(Collected data)
· · · ·
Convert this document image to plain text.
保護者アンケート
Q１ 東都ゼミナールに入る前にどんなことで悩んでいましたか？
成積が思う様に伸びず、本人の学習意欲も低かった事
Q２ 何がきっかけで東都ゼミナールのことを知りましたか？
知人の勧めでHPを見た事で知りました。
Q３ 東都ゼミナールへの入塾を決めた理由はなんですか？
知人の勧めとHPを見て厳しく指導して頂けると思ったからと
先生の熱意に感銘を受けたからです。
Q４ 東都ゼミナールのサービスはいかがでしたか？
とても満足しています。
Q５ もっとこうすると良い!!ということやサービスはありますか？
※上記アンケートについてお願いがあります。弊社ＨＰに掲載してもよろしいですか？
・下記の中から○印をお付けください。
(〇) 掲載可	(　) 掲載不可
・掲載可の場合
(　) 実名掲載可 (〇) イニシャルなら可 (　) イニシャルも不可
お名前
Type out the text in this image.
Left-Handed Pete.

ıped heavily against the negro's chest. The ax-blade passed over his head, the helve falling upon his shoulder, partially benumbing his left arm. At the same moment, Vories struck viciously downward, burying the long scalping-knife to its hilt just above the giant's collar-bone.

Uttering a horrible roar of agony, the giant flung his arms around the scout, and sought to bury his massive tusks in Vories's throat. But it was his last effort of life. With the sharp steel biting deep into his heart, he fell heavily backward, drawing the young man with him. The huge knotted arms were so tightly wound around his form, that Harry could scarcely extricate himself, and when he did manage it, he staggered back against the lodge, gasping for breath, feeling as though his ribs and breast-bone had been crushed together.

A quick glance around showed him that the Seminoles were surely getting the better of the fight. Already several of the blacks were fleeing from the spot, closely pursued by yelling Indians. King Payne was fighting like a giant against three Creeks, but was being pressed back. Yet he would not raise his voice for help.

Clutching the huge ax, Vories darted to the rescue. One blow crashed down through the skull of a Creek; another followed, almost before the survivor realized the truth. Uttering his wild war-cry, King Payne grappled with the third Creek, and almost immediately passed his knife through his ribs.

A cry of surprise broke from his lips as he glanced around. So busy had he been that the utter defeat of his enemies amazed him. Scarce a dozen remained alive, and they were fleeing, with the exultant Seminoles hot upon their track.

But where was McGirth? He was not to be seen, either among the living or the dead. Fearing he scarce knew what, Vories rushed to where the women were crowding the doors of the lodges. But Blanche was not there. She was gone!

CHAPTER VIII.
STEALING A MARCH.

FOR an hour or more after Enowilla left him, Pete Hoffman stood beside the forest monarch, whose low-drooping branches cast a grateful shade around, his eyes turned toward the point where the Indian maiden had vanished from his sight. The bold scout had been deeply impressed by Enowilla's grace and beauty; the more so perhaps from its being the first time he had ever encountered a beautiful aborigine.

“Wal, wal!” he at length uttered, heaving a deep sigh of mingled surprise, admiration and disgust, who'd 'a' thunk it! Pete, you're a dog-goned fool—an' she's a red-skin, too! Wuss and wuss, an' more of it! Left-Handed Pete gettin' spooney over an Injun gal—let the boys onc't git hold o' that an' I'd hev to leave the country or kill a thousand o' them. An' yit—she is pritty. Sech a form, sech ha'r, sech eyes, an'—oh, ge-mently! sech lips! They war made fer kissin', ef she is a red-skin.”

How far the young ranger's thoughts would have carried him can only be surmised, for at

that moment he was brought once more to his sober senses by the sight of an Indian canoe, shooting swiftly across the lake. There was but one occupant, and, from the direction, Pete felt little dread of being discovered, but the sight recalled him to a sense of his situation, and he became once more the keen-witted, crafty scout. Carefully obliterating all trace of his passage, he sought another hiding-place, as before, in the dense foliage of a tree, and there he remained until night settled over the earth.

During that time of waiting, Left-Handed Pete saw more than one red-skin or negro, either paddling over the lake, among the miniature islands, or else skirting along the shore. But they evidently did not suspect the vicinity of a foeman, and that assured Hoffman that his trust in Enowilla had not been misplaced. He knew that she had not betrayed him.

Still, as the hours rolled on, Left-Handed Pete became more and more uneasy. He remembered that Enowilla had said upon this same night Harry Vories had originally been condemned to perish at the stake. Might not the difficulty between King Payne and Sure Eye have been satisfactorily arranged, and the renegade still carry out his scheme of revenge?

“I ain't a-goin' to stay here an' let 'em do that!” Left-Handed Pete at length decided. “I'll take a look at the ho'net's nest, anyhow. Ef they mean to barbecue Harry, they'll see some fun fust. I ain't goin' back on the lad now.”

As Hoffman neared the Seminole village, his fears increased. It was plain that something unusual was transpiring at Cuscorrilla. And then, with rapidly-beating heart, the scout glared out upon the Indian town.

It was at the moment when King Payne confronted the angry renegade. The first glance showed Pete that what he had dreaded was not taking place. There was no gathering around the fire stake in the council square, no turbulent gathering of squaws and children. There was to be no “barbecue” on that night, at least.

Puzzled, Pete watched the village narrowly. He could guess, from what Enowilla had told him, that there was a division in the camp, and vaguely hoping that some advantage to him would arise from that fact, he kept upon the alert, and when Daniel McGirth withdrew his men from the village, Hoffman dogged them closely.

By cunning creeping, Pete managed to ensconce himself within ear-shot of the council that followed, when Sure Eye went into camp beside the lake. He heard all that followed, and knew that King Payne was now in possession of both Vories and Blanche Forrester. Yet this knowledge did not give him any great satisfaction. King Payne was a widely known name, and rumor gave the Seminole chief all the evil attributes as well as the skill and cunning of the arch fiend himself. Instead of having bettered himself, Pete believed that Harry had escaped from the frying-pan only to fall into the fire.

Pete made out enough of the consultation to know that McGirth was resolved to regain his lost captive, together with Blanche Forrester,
· · · ·
» **WORK INSTRUCTIONS**
Reproduce the records above exactly as they appear.

» **REPLY TO THE TASK**
Convert this document image to plain text.
保護者アンケート
Q１ 東都ゼミナールに入る前にどんなことで悩んでいましたか？
成積が思う様に伸びず、本人の学習意欲も低かった事
Q２ 何がきっかけで東都ゼミナールのことを知りましたか？
知人の勧めでHPを見た事で知りました。
Q３ 東都ゼミナールへの入塾を決めた理由はなんですか？
知人の勧めとHPを見て厳しく指導して頂けると思ったからと
先生の熱意に感銘を受けたからです。
Q４ 東都ゼミナールのサービスはいかがでしたか？
とても満足しています。
Q５ もっとこうすると良い!!ということやサービスはありますか？
※上記アンケートについてお願いがあります。弊社ＨＰに掲載してもよろしいですか？
・下記の中から○印をお付けください。
(〇) 掲載可	(　) 掲載不可
・掲載可の場合
(　) 実名掲載可 (〇) イニシャルなら可 (　) イニシャルも不可
お名前
Type out the text in this image.
Left-Handed Pete.

ıped heavily against the negro's chest. The ax-blade passed over his head, the helve falling upon his shoulder, partially benumbing his left arm. At the same moment, Vories struck viciously downward, burying the long scalping-knife to its hilt just above the giant's collar-bone.

Uttering a horrible roar of agony, the giant flung his arms around the scout, and sought to bury his massive tusks in Vories's throat. But it was his last effort of life. With the sharp steel biting deep into his heart, he fell heavily backward, drawing the young man with him. The huge knotted arms were so tightly wound around his form, that Harry could scarcely extricate himself, and when he did manage it, he staggered back against the lodge, gasping for breath, feeling as though his ribs and breast-bone had been crushed together.

A quick glance around showed him that the Seminoles were surely getting the better of the fight. Already several of the blacks were fleeing from the spot, closely pursued by yelling Indians. King Payne was fighting like a giant against three Creeks, but was being pressed back. Yet he would not raise his voice for help.

Clutching the huge ax, Vories darted to the rescue. One blow crashed down through the skull of a Creek; another followed, almost before the survivor realized the truth. Uttering his wild war-cry, King Payne grappled with the third Creek, and almost immediately passed his knife through his ribs.

A cry of surprise broke from his lips as he glanced around. So busy had he been that the utter defeat of his enemies amazed him. Scarce a dozen remained alive, and they were fleeing, with the exultant Seminoles hot upon their track.

But where was McGirth? He was not to be seen, either among the living or the dead. Fearing he scarce knew what, Vories rushed to where the women were crowding the doors of the lodges. But Blanche was not there. She was gone!

CHAPTER VIII.
STEALING A MARCH.

FOR an hour or more after Enowilla left him, Pete Hoffman stood beside the forest monarch, whose low-drooping branches cast a grateful shade around, his eyes turned toward the point where the Indian maiden had vanished from his sight. The bold scout had been deeply impressed by Enowilla's grace and beauty; the more so perhaps from its being the first time he had ever encountered a beautiful aborigine.

“Wal, wal!” he at length uttered, heaving a deep sigh of mingled surprise, admiration and disgust, who'd 'a' thunk it! Pete, you're a dog-goned fool—an' she's a red-skin, too! Wuss and wuss, an' more of it! Left-Handed Pete gettin' spooney over an Injun gal—let the boys onc't git hold o' that an' I'd hev to leave the country or kill a thousand o' them. An' yit—she is pritty. Sech a form, sech ha'r, sech eyes, an'—oh, ge-mently! sech lips! They war made fer kissin', ef she is a red-skin.”

How far the young ranger's thoughts would have carried him can only be surmised, for at

that moment he was brought once more to his sober senses by the sight of an Indian canoe, shooting swiftly across the lake. There was but one occupant, and, from the direction, Pete felt little dread of being discovered, but the sight recalled him to a sense of his situation, and he became once more the keen-witted, crafty scout. Carefully obliterating all trace of his passage, he sought another hiding-place, as before, in the dense foliage of a tree, and there he remained until night settled over the earth.

During that time of waiting, Left-Handed Pete saw more than one red-skin or negro, either paddling over the lake, among the miniature islands, or else skirting along the shore. But they evidently did not suspect the vicinity of a foeman, and that assured Hoffman that his trust in Enowilla had not been misplaced. He knew that she had not betrayed him.

Still, as the hours rolled on, Left-Handed Pete became more and more uneasy. He remembered that Enowilla had said upon this same night Harry Vories had originally been condemned to perish at the stake. Might not the difficulty between King Payne and Sure Eye have been satisfactorily arranged, and the renegade still carry out his scheme of revenge?

“I ain't a-goin' to stay here an' let 'em do that!” Left-Handed Pete at length decided. “I'll take a look at the ho'net's nest, anyhow. Ef they mean to barbecue Harry, they'll see some fun fust. I ain't goin' back on the lad now.”

As Hoffman neared the Seminole village, his fears increased. It was plain that something unusual was transpiring at Cuscorrilla. And then, with rapidly-beating heart, the scout glared out upon the Indian town.

It was at the moment when King Payne confronted the angry renegade. The first glance showed Pete that what he had dreaded was not taking place. There was no gathering around the fire stake in the council square, no turbulent gathering of squaws and children. There was to be no “barbecue” on that night, at least.

Puzzled, Pete watched the village narrowly. He could guess, from what Enowilla had told him, that there was a division in the camp, and vaguely hoping that some advantage to him would arise from that fact, he kept upon the alert, and when Daniel McGirth withdrew his men from the village, Hoffman dogged them closely.

By cunning creeping, Pete managed to ensconce himself within ear-shot of the council that followed, when Sure Eye went into camp beside the lake. He heard all that followed, and knew that King Payne was now in possession of both Vories and Blanche Forrester. Yet this knowledge did not give him any great satisfaction. King Payne was a widely known name, and rumor gave the Seminole chief all the evil attributes as well as the skill and cunning of the arch fiend himself. Instead of having bettered himself, Pete believed that Harry had escaped from the frying-pan only to fall into the fire.

Pete made out enough of the consultation to know that McGirth was resolved to regain his lost captive, together with Blanche Forrester,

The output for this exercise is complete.